- _Requirement_: Only the lines from the one with "Transcribe this chart's" to the end of the data, both ends included, should be output, exactly as they stand and without pictures.
━━━━
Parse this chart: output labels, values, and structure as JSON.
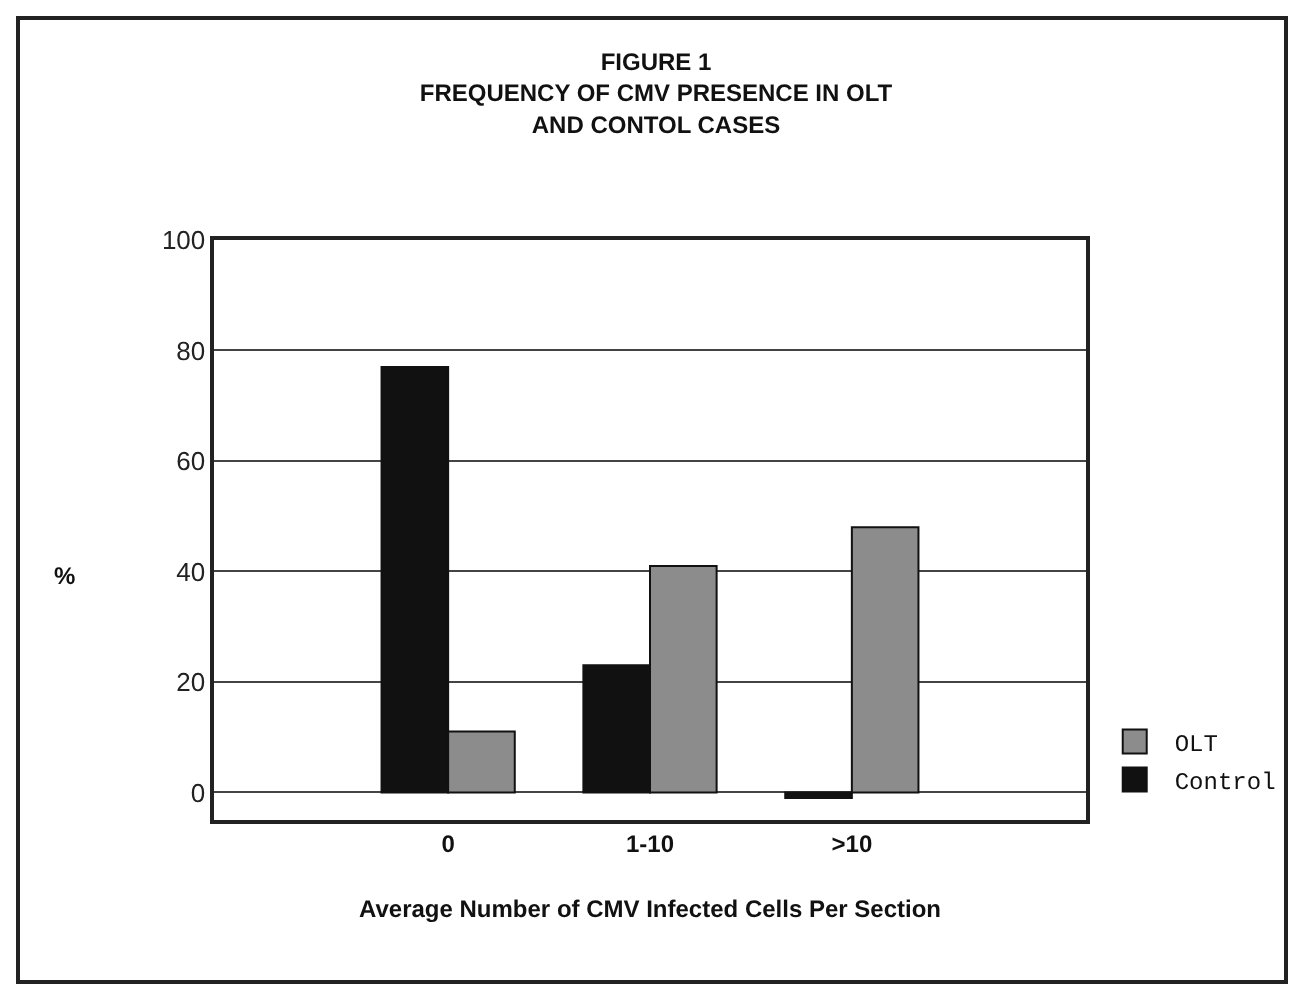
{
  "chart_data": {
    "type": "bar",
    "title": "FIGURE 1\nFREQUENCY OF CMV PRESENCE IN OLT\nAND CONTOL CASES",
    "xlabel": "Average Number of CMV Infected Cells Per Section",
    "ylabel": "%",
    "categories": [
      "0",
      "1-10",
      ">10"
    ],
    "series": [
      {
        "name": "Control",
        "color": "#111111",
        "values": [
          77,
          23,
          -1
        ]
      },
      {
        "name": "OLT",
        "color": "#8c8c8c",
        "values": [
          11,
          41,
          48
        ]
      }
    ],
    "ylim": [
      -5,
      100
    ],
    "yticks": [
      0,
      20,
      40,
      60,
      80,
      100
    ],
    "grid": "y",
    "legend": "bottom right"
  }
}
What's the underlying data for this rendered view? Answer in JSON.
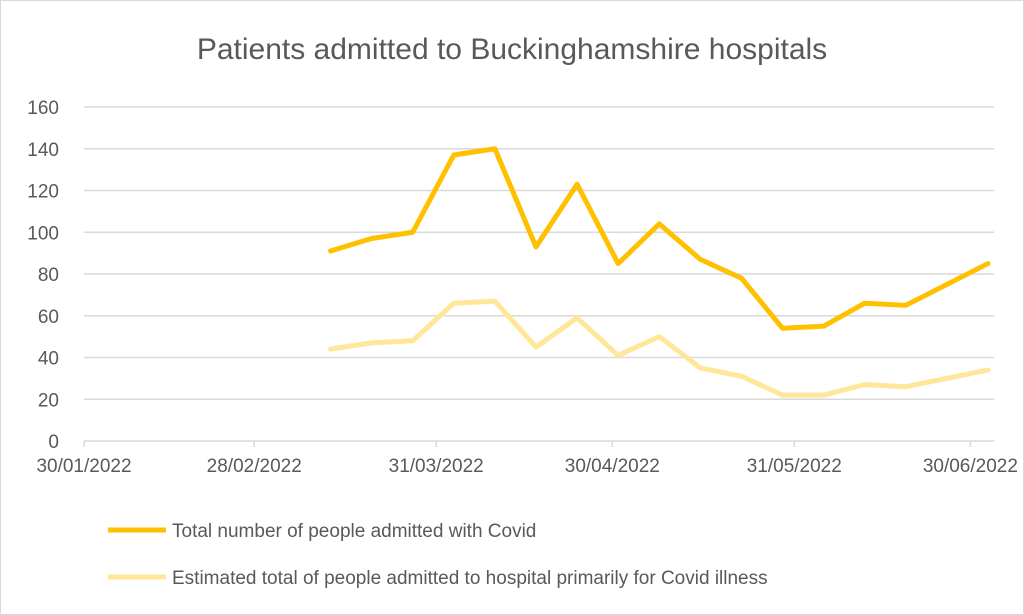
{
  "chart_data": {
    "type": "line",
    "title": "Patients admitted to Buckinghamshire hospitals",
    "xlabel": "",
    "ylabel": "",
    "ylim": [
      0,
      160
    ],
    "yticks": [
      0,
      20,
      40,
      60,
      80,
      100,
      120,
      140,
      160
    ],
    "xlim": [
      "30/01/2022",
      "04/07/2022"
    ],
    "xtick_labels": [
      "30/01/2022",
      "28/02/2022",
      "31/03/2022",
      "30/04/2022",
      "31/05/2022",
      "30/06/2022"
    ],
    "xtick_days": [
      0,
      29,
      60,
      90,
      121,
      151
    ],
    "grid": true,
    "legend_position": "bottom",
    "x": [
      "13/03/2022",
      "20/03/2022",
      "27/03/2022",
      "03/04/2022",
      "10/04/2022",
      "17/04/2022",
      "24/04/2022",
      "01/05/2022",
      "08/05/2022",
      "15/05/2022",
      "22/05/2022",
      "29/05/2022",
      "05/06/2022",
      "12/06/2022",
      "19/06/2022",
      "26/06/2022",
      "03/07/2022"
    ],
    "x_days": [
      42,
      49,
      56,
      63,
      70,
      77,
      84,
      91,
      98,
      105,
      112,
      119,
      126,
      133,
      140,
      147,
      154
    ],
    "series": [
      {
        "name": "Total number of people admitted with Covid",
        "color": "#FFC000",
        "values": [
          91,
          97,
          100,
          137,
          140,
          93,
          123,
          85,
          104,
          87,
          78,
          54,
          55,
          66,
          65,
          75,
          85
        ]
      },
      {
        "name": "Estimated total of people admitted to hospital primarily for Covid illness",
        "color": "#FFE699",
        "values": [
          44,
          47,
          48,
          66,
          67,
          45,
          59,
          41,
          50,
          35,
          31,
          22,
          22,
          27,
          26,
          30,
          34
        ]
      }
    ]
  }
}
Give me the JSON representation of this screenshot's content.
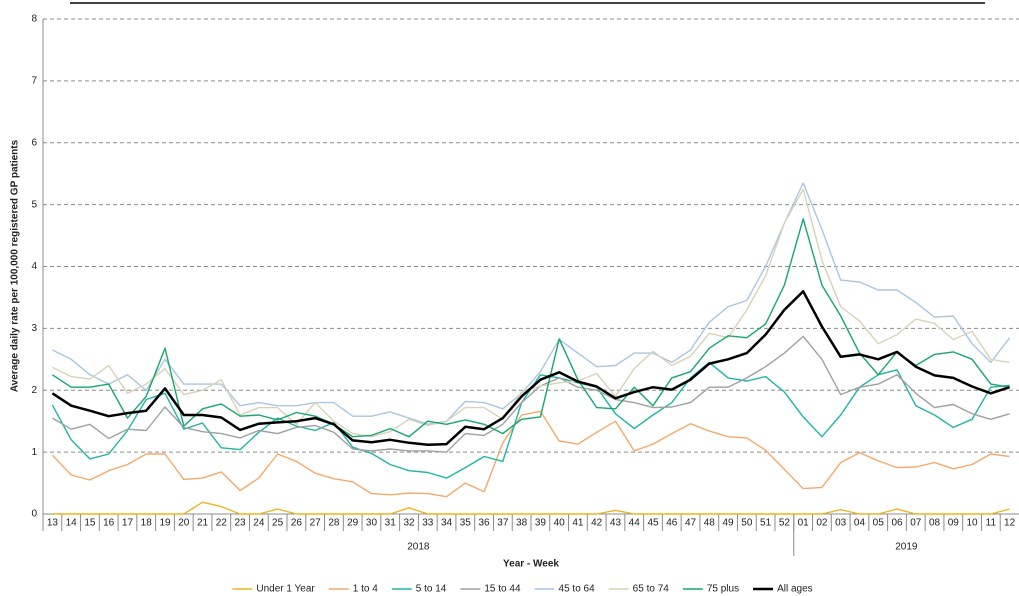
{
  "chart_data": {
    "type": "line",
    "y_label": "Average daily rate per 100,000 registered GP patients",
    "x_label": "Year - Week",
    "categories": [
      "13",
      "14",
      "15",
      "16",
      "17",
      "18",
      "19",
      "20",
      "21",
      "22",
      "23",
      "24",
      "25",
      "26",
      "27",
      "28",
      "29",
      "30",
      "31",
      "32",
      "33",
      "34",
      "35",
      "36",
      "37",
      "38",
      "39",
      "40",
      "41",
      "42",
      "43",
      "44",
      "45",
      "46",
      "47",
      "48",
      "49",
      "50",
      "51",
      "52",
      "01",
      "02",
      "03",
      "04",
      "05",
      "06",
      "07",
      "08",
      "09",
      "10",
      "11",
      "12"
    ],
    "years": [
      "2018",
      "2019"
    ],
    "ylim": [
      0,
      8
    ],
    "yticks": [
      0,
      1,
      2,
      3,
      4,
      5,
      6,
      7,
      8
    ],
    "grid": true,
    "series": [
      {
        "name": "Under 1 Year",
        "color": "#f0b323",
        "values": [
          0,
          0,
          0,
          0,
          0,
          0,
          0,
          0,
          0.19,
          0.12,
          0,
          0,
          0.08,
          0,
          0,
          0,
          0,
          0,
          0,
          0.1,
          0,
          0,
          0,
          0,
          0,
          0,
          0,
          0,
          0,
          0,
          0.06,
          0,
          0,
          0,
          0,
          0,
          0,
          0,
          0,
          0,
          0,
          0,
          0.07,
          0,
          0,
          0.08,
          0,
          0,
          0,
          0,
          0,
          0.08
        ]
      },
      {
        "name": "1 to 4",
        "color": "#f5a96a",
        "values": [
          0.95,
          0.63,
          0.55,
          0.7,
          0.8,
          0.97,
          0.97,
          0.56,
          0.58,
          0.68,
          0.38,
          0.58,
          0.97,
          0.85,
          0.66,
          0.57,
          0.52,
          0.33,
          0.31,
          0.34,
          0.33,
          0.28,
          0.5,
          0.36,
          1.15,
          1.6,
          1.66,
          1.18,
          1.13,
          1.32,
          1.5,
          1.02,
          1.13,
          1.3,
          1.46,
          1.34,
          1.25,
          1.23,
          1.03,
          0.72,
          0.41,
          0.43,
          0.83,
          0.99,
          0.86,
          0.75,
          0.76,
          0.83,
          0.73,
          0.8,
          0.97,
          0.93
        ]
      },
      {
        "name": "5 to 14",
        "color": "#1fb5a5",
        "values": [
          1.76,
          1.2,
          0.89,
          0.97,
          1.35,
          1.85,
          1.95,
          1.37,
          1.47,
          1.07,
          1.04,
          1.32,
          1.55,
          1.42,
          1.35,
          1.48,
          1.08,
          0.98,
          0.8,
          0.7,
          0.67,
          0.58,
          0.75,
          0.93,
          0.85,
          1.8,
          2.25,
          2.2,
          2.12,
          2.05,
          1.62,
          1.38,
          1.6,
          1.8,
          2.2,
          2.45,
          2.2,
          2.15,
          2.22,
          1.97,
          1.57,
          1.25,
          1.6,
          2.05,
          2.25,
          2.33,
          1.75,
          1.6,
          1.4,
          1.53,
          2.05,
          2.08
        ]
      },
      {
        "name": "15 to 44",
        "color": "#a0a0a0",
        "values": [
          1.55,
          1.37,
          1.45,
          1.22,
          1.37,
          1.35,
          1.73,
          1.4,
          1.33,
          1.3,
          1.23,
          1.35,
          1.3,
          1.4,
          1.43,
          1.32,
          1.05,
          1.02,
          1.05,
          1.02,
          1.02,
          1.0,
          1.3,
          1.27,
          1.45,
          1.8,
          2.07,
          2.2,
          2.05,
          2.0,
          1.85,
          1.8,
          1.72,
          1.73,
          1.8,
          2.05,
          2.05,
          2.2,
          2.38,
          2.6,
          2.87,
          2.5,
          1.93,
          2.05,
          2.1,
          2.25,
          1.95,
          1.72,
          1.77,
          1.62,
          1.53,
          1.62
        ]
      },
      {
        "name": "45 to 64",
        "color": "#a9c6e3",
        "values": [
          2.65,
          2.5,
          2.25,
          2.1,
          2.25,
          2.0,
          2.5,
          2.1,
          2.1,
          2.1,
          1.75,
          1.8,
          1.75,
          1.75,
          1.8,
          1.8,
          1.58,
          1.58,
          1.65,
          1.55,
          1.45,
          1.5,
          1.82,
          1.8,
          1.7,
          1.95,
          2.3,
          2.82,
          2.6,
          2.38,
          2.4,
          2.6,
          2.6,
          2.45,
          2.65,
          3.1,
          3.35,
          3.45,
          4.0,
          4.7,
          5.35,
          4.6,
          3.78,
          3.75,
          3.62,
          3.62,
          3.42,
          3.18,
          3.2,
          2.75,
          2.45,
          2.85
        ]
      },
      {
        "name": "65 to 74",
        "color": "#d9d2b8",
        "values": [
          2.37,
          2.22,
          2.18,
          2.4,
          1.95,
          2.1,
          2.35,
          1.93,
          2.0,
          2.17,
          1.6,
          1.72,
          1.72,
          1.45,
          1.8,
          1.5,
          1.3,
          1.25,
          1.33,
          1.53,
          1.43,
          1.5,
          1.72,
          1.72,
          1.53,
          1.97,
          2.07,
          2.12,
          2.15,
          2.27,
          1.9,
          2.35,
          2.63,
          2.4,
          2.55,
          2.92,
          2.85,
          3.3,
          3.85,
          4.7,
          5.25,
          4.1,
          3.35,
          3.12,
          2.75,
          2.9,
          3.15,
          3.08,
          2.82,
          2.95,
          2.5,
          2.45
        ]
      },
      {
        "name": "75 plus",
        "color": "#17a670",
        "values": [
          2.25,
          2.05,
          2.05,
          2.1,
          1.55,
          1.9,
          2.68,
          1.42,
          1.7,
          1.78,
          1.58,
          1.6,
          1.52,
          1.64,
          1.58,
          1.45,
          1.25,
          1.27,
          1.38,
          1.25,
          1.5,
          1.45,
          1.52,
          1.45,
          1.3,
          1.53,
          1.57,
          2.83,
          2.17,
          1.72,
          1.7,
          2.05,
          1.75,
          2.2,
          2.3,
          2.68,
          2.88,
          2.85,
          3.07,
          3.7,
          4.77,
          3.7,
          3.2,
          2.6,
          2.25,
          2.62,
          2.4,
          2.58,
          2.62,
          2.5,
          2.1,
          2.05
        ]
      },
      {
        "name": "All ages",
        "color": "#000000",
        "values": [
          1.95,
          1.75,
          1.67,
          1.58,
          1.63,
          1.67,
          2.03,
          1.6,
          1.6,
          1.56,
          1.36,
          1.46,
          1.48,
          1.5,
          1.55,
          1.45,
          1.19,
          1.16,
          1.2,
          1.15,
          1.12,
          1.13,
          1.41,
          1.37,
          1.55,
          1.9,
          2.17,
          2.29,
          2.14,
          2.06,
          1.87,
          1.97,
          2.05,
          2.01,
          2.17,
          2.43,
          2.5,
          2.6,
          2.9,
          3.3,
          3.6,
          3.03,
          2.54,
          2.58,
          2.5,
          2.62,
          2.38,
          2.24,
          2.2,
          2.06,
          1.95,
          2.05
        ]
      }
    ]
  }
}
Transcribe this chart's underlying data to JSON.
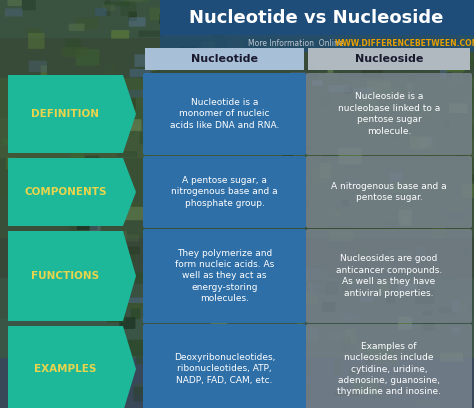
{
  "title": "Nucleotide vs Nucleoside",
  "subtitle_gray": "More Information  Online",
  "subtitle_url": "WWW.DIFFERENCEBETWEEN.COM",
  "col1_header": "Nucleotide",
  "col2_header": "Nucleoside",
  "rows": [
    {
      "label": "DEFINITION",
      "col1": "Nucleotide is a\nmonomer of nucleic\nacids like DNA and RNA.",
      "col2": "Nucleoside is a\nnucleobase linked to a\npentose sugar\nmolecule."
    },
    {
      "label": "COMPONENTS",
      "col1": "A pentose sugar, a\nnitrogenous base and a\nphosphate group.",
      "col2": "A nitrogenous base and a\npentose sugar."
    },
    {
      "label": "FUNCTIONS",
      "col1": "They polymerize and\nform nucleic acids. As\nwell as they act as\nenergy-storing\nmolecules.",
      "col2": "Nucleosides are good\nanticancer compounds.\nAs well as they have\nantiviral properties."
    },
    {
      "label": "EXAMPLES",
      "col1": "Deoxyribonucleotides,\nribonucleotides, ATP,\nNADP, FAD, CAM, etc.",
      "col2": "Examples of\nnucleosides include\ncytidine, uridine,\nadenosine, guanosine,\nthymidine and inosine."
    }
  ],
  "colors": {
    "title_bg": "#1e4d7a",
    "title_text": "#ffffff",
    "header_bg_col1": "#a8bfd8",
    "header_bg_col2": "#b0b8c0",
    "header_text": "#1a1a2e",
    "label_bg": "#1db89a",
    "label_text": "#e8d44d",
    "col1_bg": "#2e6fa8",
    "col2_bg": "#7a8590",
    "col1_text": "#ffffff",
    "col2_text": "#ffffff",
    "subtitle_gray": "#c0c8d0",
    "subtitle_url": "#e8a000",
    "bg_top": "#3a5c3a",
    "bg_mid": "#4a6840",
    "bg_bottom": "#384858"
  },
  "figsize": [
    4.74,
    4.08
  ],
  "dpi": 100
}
━━━━
- _Response area_:
Transcribe this chart's underlying data to JSON.
{
  "title": "Nucleotide vs Nucleoside",
  "subtitle_gray": "More Information  Online",
  "subtitle_url": "WWW.DIFFERENCEBETWEEN.COM",
  "col1_header": "Nucleotide",
  "col2_header": "Nucleoside",
  "rows": [
    {
      "label": "DEFINITION",
      "col1": "Nucleotide is a\nmonomer of nucleic\nacids like DNA and RNA.",
      "col2": "Nucleoside is a\nnucleobase linked to a\npentose sugar\nmolecule."
    },
    {
      "label": "COMPONENTS",
      "col1": "A pentose sugar, a\nnitrogenous base and a\nphosphate group.",
      "col2": "A nitrogenous base and a\npentose sugar."
    },
    {
      "label": "FUNCTIONS",
      "col1": "They polymerize and\nform nucleic acids. As\nwell as they act as\nenergy-storing\nmolecules.",
      "col2": "Nucleosides are good\nanticancer compounds.\nAs well as they have\nantiviral properties."
    },
    {
      "label": "EXAMPLES",
      "col1": "Deoxyribonucleotides,\nribonucleotides, ATP,\nNADP, FAD, CAM, etc.",
      "col2": "Examples of\nnucleosides include\ncytidine, uridine,\nadenosine, guanosine,\nthymidine and inosine."
    }
  ],
  "colors": {
    "title_bg": "#1e4d7a",
    "title_text": "#ffffff",
    "header_bg_col1": "#a8bfd8",
    "header_bg_col2": "#b0b8c0",
    "header_text": "#1a1a2e",
    "label_bg": "#1db89a",
    "label_text": "#e8d44d",
    "col1_bg": "#2e6fa8",
    "col2_bg": "#7a8590",
    "col1_text": "#ffffff",
    "col2_text": "#ffffff",
    "subtitle_gray": "#c0c8d0",
    "subtitle_url": "#e8a000",
    "bg_top": "#3a5c3a",
    "bg_mid": "#4a6840",
    "bg_bottom": "#384858"
  },
  "figsize": [
    4.74,
    4.08
  ],
  "dpi": 100
}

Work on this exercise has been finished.